» **Exercise prompt**
Copy every record exactly, and keep the pictures out.
<<<<
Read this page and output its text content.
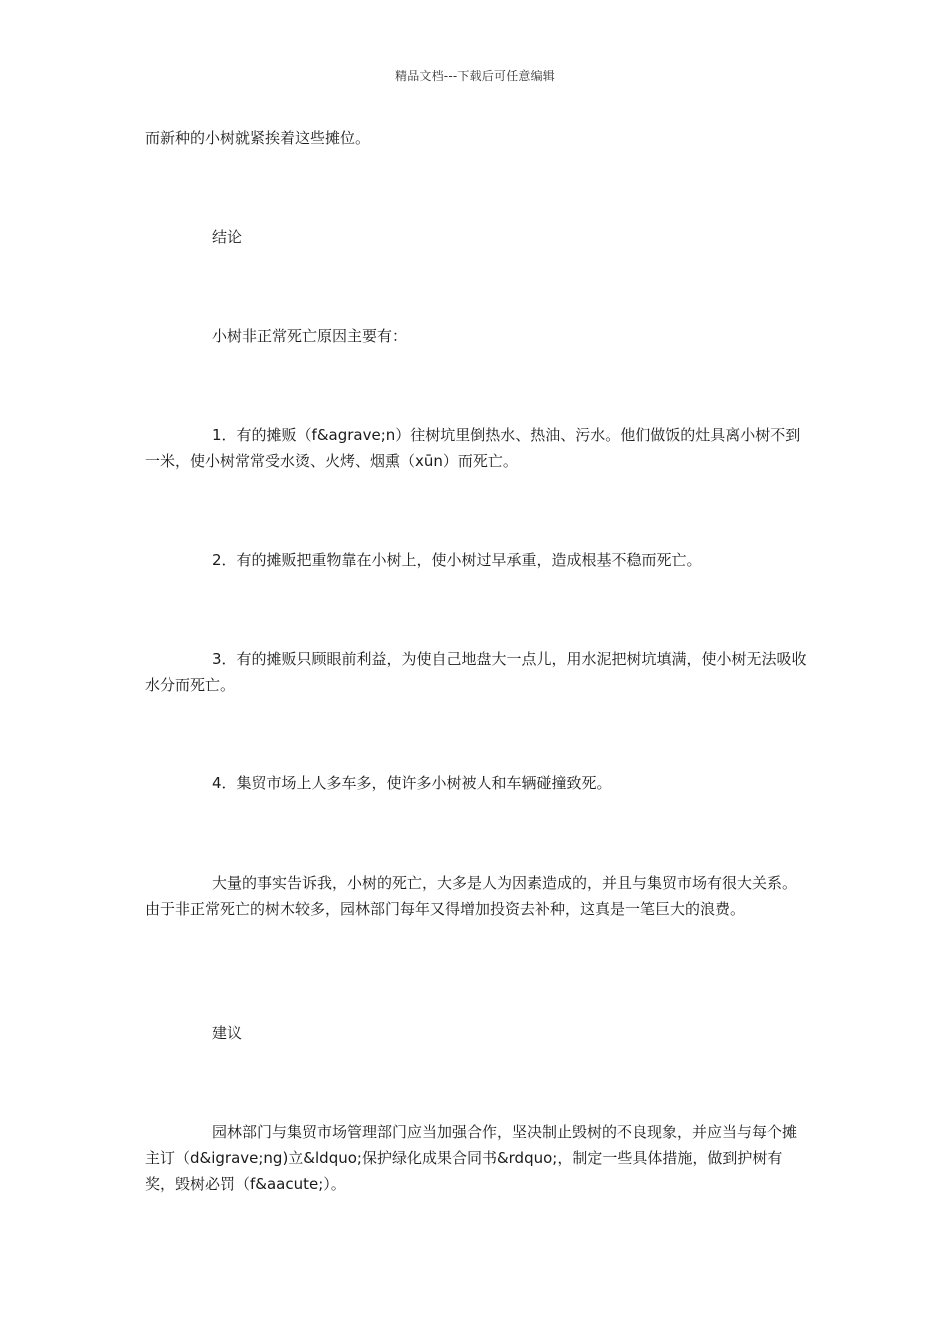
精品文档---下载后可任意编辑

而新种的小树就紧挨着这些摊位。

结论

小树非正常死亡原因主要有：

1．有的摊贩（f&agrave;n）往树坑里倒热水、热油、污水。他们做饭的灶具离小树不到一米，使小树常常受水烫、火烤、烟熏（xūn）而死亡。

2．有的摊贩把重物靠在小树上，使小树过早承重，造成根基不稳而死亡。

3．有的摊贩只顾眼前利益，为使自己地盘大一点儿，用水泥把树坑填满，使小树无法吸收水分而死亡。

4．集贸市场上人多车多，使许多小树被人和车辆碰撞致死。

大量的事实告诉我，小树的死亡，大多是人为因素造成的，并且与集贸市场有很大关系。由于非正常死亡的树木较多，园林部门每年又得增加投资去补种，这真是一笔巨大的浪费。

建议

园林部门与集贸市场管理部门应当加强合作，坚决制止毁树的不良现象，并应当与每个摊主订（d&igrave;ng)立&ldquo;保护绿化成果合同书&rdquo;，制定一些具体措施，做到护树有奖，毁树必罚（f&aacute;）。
>>>>
» **Solved problem**
Read this page and output its text content.
精品文档---下载后可任意编辑

而新种的小树就紧挨着这些摊位。

结论

小树非正常死亡原因主要有：

1．有的摊贩（f&agrave;n）往树坑里倒热水、热油、污水。他们做饭的灶具离小树不到一米，使小树常常受水烫、火烤、烟熏（xūn）而死亡。

2．有的摊贩把重物靠在小树上，使小树过早承重，造成根基不稳而死亡。

3．有的摊贩只顾眼前利益，为使自己地盘大一点儿，用水泥把树坑填满，使小树无法吸收水分而死亡。

4．集贸市场上人多车多，使许多小树被人和车辆碰撞致死。

大量的事实告诉我，小树的死亡，大多是人为因素造成的，并且与集贸市场有很大关系。由于非正常死亡的树木较多，园林部门每年又得增加投资去补种，这真是一笔巨大的浪费。

建议

园林部门与集贸市场管理部门应当加强合作，坚决制止毁树的不良现象，并应当与每个摊主订（d&igrave;ng)立&ldquo;保护绿化成果合同书&rdquo;，制定一些具体措施，做到护树有奖，毁树必罚（f&aacute;）。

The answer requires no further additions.